Instructions for the task: Copy the lines of the material from its first line through the line containing "1271, 943, 1314]", both included, without any changes.

* * *

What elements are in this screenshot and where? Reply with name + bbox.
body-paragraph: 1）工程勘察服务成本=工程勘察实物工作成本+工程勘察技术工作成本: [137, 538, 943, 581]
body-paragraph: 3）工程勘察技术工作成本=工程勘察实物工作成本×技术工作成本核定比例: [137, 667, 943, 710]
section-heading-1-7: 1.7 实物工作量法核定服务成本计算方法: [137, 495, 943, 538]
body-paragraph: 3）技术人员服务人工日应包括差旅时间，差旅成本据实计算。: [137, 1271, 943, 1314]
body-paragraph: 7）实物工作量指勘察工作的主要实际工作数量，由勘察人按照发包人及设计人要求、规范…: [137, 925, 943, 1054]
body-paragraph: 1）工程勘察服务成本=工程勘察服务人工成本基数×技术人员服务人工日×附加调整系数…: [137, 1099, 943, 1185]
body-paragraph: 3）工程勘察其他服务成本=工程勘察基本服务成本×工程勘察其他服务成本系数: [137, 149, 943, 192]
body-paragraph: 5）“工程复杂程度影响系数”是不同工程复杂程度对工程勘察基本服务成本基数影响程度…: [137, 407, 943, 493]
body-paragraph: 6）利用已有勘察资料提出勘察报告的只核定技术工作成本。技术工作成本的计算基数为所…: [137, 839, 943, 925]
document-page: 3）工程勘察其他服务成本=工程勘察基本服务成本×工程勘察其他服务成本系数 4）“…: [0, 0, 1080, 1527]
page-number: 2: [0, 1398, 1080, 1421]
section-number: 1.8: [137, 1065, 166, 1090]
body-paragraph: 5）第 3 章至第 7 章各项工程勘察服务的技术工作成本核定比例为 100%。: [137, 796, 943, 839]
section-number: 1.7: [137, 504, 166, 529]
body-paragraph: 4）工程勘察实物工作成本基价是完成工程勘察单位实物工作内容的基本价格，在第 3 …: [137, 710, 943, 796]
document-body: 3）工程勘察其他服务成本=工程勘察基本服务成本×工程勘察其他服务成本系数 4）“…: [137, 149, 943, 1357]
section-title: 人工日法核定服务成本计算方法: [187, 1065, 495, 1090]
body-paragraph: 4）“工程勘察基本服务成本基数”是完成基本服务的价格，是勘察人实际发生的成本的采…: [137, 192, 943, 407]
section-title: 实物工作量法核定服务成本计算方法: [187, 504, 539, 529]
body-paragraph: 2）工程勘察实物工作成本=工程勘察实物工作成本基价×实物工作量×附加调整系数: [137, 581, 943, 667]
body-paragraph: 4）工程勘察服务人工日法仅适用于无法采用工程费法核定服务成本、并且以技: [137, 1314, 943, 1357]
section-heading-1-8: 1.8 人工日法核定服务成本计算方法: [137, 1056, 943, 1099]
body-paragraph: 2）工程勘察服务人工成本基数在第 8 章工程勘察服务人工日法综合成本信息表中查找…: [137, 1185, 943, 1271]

* * *

Answer below:
What elements are in this screenshot and where? Reply with name + bbox.
body-paragraph: 1）工程勘察服务成本=工程勘察实物工作成本+工程勘察技术工作成本: [137, 538, 943, 581]
body-paragraph: 3）工程勘察技术工作成本=工程勘察实物工作成本×技术工作成本核定比例: [137, 667, 943, 710]
section-heading-1-7: 1.7 实物工作量法核定服务成本计算方法: [137, 495, 943, 538]
body-paragraph: 3）技术人员服务人工日应包括差旅时间，差旅成本据实计算。: [137, 1271, 943, 1314]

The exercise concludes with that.